Set task
Count the lines that hold the string "screenshot". Reply with the number alone.

Given entries

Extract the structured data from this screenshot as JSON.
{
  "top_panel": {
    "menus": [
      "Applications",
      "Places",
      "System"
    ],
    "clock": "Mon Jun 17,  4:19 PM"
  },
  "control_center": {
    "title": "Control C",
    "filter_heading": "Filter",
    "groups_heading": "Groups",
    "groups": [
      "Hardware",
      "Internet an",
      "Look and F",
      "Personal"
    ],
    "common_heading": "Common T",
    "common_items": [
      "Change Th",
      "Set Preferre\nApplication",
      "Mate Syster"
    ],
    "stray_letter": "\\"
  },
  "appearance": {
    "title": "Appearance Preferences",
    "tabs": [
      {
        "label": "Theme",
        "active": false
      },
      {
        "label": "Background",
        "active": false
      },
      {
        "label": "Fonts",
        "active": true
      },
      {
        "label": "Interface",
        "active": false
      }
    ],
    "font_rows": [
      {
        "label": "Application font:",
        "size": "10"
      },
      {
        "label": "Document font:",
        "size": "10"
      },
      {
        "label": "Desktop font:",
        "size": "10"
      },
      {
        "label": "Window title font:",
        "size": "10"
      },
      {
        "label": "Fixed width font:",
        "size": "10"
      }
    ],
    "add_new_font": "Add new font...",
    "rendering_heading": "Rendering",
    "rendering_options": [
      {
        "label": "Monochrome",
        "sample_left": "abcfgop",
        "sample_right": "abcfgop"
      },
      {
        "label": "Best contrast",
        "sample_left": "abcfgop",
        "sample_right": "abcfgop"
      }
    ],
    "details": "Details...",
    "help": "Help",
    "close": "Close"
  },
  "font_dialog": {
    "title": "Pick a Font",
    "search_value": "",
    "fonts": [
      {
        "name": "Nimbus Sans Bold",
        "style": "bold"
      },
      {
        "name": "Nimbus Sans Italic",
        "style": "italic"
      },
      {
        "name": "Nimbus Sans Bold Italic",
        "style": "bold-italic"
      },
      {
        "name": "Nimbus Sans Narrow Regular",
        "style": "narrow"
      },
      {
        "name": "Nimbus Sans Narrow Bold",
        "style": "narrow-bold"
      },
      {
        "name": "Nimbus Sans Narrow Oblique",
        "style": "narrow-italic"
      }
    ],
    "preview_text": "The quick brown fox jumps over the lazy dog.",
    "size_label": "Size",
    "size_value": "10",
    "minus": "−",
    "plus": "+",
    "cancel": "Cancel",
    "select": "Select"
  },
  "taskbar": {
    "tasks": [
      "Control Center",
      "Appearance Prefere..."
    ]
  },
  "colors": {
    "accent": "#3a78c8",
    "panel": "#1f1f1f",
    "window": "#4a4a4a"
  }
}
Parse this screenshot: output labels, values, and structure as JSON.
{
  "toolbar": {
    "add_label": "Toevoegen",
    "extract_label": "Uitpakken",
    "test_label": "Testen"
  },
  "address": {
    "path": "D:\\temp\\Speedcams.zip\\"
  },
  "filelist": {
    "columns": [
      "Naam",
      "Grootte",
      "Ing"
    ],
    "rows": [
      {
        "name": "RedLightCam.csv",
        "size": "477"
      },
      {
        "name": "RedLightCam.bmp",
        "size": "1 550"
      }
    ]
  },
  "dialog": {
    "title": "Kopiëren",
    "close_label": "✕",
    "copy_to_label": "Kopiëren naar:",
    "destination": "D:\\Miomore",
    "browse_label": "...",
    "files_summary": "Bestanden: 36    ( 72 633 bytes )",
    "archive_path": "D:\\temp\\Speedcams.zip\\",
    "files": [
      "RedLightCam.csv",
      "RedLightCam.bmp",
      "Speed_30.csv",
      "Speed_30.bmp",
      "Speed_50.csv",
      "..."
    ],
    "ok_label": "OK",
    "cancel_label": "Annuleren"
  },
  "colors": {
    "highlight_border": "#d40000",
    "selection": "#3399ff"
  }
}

Written answer
2